[Available records start]

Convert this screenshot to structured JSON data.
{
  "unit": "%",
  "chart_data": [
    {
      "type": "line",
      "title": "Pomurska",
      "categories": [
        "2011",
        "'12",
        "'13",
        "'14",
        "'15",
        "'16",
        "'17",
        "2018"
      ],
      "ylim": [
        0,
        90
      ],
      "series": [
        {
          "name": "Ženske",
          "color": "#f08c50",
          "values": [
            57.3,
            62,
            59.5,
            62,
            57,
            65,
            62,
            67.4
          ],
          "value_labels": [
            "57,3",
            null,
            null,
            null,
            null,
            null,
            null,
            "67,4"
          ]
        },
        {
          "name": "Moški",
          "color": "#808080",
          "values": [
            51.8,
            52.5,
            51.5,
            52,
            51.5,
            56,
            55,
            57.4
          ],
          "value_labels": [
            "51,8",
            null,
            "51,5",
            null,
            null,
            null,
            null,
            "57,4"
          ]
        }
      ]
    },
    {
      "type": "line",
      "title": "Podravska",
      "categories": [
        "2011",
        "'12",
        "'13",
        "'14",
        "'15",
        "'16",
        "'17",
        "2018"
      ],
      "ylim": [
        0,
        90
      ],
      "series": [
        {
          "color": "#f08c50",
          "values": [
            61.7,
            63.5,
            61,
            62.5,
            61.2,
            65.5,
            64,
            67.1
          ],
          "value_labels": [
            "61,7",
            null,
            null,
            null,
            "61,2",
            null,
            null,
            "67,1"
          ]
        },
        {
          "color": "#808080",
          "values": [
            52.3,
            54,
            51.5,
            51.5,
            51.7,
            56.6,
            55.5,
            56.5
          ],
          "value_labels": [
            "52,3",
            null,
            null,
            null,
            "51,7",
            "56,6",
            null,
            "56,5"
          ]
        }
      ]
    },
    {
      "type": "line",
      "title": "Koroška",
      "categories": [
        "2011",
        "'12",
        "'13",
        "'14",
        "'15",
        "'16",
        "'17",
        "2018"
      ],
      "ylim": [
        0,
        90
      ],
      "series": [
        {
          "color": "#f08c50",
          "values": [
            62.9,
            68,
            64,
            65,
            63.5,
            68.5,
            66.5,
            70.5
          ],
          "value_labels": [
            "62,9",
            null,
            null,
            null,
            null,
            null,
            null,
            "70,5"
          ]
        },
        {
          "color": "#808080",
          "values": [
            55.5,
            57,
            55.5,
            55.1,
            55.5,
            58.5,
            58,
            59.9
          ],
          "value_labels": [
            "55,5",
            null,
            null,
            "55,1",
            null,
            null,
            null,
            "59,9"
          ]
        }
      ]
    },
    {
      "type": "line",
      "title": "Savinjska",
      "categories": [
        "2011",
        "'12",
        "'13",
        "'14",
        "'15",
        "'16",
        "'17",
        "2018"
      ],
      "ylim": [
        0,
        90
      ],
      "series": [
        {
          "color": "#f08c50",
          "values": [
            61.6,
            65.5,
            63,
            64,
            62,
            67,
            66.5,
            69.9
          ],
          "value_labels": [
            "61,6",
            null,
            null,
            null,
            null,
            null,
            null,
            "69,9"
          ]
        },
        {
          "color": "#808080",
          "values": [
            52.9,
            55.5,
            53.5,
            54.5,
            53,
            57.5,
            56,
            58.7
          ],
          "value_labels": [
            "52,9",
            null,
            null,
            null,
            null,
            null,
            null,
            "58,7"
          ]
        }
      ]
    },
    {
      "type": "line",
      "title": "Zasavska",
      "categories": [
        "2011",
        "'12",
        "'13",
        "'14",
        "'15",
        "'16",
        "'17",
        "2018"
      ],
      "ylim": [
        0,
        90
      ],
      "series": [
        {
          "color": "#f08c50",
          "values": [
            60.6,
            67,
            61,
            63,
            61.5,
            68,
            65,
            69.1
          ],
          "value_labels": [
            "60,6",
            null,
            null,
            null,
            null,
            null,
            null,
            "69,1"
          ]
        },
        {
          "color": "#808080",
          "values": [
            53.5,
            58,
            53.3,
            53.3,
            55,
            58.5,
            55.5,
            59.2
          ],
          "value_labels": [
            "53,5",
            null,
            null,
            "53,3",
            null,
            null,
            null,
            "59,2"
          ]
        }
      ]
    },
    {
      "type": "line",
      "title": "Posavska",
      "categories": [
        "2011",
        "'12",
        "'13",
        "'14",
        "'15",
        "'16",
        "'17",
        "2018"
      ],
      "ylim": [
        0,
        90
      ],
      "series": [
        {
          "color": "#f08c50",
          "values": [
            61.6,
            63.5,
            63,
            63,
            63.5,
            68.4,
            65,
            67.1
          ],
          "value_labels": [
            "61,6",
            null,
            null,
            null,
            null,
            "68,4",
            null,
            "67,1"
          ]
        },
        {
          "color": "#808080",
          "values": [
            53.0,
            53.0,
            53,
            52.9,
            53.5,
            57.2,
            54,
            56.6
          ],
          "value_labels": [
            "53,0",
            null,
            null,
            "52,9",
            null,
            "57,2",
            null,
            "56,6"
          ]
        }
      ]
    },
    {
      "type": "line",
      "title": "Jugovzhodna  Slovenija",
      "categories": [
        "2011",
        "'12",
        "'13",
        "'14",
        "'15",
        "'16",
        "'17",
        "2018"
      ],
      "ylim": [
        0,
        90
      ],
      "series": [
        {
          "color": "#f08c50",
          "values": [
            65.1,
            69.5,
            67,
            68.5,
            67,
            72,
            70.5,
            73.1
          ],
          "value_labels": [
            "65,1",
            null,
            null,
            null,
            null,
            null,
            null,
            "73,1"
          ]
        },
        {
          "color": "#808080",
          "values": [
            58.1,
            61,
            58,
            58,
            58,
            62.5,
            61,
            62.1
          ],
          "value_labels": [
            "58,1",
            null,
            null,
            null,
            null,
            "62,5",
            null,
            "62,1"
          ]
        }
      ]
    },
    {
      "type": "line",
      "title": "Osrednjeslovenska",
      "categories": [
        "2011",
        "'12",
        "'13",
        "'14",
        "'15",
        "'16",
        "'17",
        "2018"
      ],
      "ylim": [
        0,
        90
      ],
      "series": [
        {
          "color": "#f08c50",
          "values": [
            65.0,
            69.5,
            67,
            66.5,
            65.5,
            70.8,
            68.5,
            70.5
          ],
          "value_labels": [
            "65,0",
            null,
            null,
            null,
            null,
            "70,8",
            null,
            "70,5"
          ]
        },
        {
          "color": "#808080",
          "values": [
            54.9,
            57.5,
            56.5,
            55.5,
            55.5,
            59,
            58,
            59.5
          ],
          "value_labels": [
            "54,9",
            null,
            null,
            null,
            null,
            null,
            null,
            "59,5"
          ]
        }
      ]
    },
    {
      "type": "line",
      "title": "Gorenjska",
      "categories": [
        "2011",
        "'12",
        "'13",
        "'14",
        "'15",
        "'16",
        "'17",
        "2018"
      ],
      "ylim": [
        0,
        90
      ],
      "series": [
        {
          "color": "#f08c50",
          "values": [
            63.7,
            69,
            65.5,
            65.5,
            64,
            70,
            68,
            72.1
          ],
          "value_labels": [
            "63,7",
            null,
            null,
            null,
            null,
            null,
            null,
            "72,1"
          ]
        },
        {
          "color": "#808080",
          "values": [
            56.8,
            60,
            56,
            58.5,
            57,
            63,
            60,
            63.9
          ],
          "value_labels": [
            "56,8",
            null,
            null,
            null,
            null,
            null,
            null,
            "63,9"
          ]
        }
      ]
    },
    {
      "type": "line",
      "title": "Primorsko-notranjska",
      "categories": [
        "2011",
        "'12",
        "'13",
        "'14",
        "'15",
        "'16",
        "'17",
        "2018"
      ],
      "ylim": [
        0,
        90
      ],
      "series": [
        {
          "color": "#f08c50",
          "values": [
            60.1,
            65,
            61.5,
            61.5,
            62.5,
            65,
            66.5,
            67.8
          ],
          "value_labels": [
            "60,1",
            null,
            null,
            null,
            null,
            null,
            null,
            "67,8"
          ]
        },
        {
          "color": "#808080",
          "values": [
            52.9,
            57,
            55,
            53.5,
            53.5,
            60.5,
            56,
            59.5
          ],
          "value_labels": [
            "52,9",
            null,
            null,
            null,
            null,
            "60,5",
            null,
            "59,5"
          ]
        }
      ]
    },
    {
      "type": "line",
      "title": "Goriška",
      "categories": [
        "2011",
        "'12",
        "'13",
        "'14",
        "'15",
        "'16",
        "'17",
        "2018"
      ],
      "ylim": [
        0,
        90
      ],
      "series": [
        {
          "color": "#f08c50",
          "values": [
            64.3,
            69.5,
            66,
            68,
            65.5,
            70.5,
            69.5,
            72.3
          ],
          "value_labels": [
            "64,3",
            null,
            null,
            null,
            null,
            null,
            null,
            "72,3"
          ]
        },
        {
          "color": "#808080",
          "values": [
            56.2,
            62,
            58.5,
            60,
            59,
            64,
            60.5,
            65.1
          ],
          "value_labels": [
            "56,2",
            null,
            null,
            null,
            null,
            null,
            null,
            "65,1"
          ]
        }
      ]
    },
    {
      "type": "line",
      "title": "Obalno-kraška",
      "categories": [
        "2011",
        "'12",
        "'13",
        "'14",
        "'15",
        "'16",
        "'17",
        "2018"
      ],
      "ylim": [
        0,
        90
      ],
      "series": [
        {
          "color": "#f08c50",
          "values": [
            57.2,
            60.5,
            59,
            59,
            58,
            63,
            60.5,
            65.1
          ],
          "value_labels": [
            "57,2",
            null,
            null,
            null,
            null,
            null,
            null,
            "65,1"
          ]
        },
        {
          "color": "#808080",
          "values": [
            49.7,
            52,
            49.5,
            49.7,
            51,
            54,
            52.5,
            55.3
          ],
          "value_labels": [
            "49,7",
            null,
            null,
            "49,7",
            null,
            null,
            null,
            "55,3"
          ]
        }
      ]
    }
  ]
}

[Available records end]

### Short task:
Show every line that contains the word "title".

### Solution to this task:
      "title": "Pomurska",
      "title": "Podravska",
      "title": "Koroška",
      "title": "Savinjska",
      "title": "Zasavska",
      "title": "Posavska",
      "title": "Jugovzhodna  Slovenija",
      "title": "Osrednjeslovenska",
      "title": "Gorenjska",
      "title": "Primorsko-notranjska",
      "title": "Goriška",
      "title": "Obalno-kraška",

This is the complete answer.